┌─ EXCERPTED RECORDS

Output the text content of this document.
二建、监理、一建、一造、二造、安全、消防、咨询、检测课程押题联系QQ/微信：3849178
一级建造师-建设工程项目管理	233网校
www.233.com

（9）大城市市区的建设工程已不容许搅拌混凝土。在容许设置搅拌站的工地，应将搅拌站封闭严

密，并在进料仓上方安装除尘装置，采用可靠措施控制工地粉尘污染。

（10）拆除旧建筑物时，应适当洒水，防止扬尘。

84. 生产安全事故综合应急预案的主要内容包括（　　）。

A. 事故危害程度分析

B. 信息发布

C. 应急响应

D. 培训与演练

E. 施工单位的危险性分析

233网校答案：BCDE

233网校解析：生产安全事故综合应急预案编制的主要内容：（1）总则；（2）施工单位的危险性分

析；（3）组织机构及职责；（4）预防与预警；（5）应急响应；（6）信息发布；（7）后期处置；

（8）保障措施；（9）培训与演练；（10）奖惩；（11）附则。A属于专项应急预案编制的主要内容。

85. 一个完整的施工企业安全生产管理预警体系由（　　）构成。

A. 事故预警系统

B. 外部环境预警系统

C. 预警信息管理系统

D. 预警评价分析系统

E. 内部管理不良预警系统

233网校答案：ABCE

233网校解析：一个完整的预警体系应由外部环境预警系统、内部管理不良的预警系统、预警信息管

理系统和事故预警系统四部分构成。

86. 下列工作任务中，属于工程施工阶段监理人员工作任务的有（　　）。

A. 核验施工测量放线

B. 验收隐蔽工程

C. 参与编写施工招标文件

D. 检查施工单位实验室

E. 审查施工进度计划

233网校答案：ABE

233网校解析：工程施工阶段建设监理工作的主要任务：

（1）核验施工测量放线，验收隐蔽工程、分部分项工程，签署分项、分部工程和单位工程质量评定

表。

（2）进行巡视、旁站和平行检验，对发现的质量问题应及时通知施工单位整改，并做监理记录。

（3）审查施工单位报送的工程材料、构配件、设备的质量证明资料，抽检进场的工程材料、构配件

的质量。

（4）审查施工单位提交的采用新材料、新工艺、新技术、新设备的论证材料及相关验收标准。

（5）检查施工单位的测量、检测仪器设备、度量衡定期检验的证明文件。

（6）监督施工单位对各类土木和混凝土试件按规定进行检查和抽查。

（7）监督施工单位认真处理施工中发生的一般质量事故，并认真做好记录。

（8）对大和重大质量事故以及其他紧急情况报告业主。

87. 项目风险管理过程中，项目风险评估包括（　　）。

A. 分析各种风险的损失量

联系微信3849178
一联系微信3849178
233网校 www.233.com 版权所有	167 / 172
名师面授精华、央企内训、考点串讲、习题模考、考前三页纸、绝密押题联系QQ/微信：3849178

└─

Repeat the entries above exactly, leaving nothing out.

● ANSWER IN FULL:
Output the text content of this document.
二建、监理、一建、一造、二造、安全、消防、咨询、检测课程押题联系QQ/微信：3849178
一级建造师-建设工程项目管理	233网校
www.233.com

（9）大城市市区的建设工程已不容许搅拌混凝土。在容许设置搅拌站的工地，应将搅拌站封闭严

密，并在进料仓上方安装除尘装置，采用可靠措施控制工地粉尘污染。

（10）拆除旧建筑物时，应适当洒水，防止扬尘。

84. 生产安全事故综合应急预案的主要内容包括（　　）。

A. 事故危害程度分析

B. 信息发布

C. 应急响应

D. 培训与演练

E. 施工单位的危险性分析

233网校答案：BCDE

233网校解析：生产安全事故综合应急预案编制的主要内容：（1）总则；（2）施工单位的危险性分

析；（3）组织机构及职责；（4）预防与预警；（5）应急响应；（6）信息发布；（7）后期处置；

（8）保障措施；（9）培训与演练；（10）奖惩；（11）附则。A属于专项应急预案编制的主要内容。

85. 一个完整的施工企业安全生产管理预警体系由（　　）构成。

A. 事故预警系统

B. 外部环境预警系统

C. 预警信息管理系统

D. 预警评价分析系统

E. 内部管理不良预警系统

233网校答案：ABCE

233网校解析：一个完整的预警体系应由外部环境预警系统、内部管理不良的预警系统、预警信息管

理系统和事故预警系统四部分构成。

86. 下列工作任务中，属于工程施工阶段监理人员工作任务的有（　　）。

A. 核验施工测量放线

B. 验收隐蔽工程

C. 参与编写施工招标文件

D. 检查施工单位实验室

E. 审查施工进度计划

233网校答案：ABE

233网校解析：工程施工阶段建设监理工作的主要任务：

（1）核验施工测量放线，验收隐蔽工程、分部分项工程，签署分项、分部工程和单位工程质量评定

表。

（2）进行巡视、旁站和平行检验，对发现的质量问题应及时通知施工单位整改，并做监理记录。

（3）审查施工单位报送的工程材料、构配件、设备的质量证明资料，抽检进场的工程材料、构配件

的质量。

（4）审查施工单位提交的采用新材料、新工艺、新技术、新设备的论证材料及相关验收标准。

（5）检查施工单位的测量、检测仪器设备、度量衡定期检验的证明文件。

（6）监督施工单位对各类土木和混凝土试件按规定进行检查和抽查。

（7）监督施工单位认真处理施工中发生的一般质量事故，并认真做好记录。

（8）对大和重大质量事故以及其他紧急情况报告业主。

87. 项目风险管理过程中，项目风险评估包括（　　）。

A. 分析各种风险的损失量

联系微信3849178
一联系微信3849178
233网校 www.233.com 版权所有	167 / 172
名师面授精华、央企内训、考点串讲、习题模考、考前三页纸、绝密押题联系QQ/微信：3849178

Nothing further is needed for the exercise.